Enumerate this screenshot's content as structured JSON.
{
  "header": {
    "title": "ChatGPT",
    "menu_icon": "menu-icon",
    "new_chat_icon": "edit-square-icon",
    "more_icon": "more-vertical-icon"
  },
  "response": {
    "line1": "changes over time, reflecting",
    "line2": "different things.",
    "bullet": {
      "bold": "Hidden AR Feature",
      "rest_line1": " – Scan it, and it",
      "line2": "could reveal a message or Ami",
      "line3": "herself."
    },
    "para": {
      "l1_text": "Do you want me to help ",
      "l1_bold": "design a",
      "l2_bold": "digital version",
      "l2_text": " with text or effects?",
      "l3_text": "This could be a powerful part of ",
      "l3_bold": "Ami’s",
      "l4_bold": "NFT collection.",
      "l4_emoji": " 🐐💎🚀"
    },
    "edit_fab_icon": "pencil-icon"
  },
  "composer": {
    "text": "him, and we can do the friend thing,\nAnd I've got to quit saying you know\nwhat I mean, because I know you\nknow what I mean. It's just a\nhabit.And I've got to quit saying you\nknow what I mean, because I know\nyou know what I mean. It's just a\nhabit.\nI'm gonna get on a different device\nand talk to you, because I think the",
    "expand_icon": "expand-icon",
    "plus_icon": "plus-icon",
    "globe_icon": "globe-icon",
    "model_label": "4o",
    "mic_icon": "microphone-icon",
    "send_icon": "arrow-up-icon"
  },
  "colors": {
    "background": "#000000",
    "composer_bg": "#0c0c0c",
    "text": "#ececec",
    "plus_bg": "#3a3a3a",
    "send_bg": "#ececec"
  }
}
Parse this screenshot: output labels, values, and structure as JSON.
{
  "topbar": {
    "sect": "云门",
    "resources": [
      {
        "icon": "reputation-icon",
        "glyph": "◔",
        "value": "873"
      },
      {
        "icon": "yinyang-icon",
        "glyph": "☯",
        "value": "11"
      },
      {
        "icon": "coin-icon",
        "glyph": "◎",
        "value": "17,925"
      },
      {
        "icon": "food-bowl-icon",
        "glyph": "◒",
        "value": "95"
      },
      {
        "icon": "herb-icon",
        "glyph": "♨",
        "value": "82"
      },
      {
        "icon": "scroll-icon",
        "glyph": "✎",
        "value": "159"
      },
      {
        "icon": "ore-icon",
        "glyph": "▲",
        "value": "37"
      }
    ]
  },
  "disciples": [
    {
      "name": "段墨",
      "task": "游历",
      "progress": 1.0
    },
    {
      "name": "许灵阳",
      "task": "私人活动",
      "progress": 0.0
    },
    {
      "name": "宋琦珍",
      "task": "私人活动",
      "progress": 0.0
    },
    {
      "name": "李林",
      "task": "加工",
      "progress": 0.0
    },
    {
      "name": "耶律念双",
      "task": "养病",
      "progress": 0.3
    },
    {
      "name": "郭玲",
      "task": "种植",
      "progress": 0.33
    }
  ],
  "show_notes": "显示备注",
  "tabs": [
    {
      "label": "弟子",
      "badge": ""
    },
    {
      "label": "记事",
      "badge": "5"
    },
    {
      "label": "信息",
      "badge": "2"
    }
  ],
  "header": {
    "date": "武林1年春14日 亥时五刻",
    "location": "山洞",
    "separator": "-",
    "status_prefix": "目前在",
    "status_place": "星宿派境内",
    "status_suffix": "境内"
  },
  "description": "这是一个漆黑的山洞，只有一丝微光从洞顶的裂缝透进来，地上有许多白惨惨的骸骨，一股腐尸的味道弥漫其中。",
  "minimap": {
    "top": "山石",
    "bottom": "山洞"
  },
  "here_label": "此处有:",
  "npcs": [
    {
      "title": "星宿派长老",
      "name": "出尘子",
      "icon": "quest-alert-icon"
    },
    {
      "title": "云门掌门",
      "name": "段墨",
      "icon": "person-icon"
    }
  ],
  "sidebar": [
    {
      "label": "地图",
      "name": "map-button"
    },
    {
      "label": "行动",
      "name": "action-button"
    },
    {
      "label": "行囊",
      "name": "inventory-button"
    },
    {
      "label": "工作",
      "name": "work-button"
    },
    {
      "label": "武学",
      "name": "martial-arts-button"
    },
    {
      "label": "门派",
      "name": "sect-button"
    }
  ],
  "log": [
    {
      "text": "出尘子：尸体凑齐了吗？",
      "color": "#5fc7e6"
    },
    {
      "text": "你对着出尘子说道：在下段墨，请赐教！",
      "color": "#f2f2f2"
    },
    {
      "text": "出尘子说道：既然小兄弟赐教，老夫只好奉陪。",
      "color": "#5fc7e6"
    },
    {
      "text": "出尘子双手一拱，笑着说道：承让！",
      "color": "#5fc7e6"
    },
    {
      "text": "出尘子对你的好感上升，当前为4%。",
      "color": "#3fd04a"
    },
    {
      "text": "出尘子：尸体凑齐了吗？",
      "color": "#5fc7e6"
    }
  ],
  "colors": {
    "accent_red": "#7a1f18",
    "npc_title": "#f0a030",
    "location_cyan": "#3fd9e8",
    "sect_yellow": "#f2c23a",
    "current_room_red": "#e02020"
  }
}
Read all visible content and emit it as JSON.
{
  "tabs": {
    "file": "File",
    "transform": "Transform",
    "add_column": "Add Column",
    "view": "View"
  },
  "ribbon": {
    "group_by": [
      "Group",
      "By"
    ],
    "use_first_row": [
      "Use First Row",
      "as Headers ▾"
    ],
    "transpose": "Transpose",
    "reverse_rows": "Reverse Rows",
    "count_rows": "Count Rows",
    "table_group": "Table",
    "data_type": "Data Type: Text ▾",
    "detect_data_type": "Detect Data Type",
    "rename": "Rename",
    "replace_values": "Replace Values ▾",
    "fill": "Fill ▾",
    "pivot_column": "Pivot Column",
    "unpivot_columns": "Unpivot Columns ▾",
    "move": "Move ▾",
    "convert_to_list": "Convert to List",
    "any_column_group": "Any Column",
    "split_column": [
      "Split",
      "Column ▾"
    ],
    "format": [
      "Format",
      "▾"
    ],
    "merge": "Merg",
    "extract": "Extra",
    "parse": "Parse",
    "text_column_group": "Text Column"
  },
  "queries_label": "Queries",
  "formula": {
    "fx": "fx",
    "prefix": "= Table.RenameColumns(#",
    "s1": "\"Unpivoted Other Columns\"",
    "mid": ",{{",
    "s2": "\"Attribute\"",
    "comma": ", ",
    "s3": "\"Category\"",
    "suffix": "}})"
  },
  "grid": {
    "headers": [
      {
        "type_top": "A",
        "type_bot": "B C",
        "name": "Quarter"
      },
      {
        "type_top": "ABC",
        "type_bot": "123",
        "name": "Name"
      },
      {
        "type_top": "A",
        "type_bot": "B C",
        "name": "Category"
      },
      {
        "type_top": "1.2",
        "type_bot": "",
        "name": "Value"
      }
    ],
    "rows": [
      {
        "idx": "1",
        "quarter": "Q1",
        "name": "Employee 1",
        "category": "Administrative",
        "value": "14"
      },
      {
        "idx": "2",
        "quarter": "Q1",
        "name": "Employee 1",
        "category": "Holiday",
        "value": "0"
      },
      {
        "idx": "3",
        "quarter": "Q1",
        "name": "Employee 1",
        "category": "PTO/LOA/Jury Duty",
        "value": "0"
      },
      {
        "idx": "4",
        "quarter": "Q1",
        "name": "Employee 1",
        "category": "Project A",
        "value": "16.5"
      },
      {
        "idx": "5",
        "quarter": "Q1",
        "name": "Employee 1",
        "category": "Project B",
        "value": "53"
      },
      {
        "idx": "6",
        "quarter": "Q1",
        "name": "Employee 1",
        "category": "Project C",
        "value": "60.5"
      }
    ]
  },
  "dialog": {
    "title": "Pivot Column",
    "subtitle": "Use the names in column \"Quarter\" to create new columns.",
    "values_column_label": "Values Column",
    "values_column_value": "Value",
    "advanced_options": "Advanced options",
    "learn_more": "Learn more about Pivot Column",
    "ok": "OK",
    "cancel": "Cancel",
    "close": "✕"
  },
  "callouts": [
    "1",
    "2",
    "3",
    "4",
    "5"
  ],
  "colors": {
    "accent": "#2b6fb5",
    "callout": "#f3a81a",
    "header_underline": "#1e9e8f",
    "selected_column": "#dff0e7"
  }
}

# # # # # # #

WHAT YOU HAVE TO DO: A number is the only answer here: how many lines of the material above contain "Table"?

CORRECT RESPONSE: 2